══ Extracto ══

Si la clase política, al igual que el resto de los empleados públicos, se sometiera a un reconocimiento médico con carácter previo a su toma de posesión, es posible que el Presidente Sánchez no hubiera podido jurar o prometer el cargo.
Su Vicepresidenta nos acaba de alertar de que padece lo que la ciencia denomina “doble personalidad”, padecimiento caracterizado por la presencia de dos identidades distintas que tienen poder sobre el comportamiento. Tenemos un Sánchez autor de un plagio del doctorado –por identificarlo de alguna manera- y un Sánchez Presidente del Gobierno, capaz de vender a España a los independentistas para mantenerse en La Moncloa. La última fue presionar a la Abogacía del Estado para que eliminara de su escrito de calificación la acusación de rebeldía.
Los abogados del Estado integran un cuerpo de gran prestigio profesional que les viene dado por la dureza de las pruebas de ingreso. Pero, ya se sabe, incluso en esas élites jurídicas hay paniaguados dispuestos a firmar informes de dudosa procedencia legal. En este caso, fue la jefa máxima, es decir, la que ocupa un puesto de designación libre.
Algunos justifican ese cambio de actitud respecto a actuaciones precedentes sobre la base de entender que el cliente de los abogados del Estado es la Administración y que están sometidos al principio de jerarquía.

═══
══ Líneas extraídas ══

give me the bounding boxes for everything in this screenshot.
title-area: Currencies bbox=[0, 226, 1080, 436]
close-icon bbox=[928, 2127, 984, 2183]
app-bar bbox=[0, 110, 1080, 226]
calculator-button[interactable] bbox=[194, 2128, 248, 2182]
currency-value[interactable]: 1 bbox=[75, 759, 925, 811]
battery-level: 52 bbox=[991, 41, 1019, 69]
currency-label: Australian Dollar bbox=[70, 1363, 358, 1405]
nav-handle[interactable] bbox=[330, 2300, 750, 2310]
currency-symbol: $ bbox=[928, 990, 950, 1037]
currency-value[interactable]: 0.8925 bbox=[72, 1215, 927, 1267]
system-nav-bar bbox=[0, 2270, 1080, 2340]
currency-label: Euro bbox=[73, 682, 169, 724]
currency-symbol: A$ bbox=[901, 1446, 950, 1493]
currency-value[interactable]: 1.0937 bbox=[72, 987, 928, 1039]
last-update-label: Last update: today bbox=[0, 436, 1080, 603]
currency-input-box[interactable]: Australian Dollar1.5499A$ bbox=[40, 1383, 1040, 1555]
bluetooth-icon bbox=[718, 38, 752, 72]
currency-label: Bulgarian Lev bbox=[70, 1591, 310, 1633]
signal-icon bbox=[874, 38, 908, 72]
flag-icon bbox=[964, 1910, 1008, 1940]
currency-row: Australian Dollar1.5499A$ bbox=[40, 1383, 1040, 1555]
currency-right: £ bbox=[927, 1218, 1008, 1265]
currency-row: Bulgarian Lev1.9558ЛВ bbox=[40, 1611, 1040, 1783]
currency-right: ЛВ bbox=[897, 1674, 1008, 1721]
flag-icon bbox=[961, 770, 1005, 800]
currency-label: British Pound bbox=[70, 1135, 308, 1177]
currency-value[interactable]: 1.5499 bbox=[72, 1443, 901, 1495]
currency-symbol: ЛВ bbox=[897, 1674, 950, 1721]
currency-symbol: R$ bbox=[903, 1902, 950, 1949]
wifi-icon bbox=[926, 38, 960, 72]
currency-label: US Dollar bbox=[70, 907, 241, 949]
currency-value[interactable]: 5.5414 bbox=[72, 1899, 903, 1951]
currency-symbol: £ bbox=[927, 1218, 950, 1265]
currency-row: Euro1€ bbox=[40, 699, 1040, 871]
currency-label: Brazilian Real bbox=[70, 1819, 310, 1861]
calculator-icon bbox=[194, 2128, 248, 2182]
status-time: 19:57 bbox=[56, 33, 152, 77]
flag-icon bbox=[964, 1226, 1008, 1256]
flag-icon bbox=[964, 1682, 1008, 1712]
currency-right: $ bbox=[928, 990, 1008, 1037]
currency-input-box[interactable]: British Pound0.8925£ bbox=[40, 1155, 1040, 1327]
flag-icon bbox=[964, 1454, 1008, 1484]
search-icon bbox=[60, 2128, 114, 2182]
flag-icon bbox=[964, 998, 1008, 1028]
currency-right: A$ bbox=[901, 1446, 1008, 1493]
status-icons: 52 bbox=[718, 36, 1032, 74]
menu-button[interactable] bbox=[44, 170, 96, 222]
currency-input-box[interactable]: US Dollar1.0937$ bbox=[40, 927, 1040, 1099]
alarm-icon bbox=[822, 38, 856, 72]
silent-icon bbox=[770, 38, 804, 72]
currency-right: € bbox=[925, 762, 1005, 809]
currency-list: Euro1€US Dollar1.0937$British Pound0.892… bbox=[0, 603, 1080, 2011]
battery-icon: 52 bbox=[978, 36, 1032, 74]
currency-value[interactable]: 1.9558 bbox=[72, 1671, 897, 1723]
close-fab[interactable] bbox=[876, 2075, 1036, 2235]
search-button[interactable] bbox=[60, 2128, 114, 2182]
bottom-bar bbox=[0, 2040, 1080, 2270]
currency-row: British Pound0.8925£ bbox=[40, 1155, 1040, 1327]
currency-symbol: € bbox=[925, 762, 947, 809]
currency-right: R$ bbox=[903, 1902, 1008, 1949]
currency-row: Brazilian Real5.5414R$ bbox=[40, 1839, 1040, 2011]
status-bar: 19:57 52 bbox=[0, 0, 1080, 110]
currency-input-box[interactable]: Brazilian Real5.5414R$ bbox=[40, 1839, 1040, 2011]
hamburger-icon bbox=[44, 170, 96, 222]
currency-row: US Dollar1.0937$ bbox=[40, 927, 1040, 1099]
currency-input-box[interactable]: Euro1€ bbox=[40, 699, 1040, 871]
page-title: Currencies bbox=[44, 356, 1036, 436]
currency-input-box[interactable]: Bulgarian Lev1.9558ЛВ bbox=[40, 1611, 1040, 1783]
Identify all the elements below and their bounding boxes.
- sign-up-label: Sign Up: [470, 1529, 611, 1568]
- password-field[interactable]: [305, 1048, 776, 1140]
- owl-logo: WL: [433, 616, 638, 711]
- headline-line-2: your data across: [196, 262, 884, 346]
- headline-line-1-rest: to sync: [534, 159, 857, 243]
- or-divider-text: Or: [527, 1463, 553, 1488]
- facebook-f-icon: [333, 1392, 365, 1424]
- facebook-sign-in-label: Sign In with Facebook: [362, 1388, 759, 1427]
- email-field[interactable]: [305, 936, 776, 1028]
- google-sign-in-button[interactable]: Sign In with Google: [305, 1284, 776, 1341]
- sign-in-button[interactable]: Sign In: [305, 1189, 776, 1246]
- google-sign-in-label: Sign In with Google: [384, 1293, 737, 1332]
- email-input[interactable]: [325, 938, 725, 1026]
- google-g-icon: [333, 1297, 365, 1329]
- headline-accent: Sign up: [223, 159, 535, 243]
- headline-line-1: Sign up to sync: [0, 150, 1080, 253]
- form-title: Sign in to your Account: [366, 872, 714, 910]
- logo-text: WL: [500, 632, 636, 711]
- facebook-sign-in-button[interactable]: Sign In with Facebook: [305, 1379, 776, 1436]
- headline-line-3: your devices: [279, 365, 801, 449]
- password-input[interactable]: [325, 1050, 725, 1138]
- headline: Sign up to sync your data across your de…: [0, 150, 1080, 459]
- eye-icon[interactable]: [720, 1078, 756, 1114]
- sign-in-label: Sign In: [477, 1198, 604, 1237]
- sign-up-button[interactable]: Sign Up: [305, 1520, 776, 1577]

═══

> Tarea por realizar
Escribe la continuación del texto sobre la Abogacía del Estado y la acusación de rebeldía, empezando después de su última oración.

> Resultado obtenido
Tales justificaciones son inadmisibles. En primer lugar, porque el cliente nunca fija la estrategia jurídica a seguir, y, en segundo lugar, porque asumir que la dependencia jerárquica obliga a traicionar el principio de legalidad y las propias convicciones sería tanto como justificar los crímenes del nazismo, como veremos a continuación.
Eichman era un funcionario de la Administración nazi, gran trabajador y con una capacidad de planificación notable. Fue reclutado para prestar servicio en el mando unificado de Himmler, que englobaba los servicios policiales y la SS.
Se le encargó organizar el transporte de los judíos a los campos de concentración.
Se debatía entre su conciencia y la obediencia. Cumplió fielmente las órdenes que se le impartían porque, a su juicio, su obligación era seguir las instrucciones de sus superiores. Llegó a la conclusión de que él no era dueño de sus actos y de que sus acciones no podían cambiar nada y aceptó seguir con lo que él denominaba “obediencia de los cadáveres”, entregándose con devoción a la tarea de organizar el trasporte a los campos de concentración para el exterminio de una raza.
El caso Eichman es utilizado por la doctrina para evidenciar hasta dónde puede conducir la aplicación literal del principio de jerarquía y de la obediencia debida.
Lejos de abogar por esta interpretación, los funcionarios no deben limitarse a cumplir las órdenes recibidas, y menos aún cuando se trata de imponer un criterio jurídico predeterminado. Si así fuera, estaríamos desactivando los principios éticos y degradando la noble función de jurista. ¿A algún político se le ocurriría imponer a un ingeniero de caminos el hormigón que deben llevar los pilares de un acueducto? ¿Y a un médico el diagnóstico? ¿Por qué admitir que a un jurista se le puedan trazar las líneas de defensa?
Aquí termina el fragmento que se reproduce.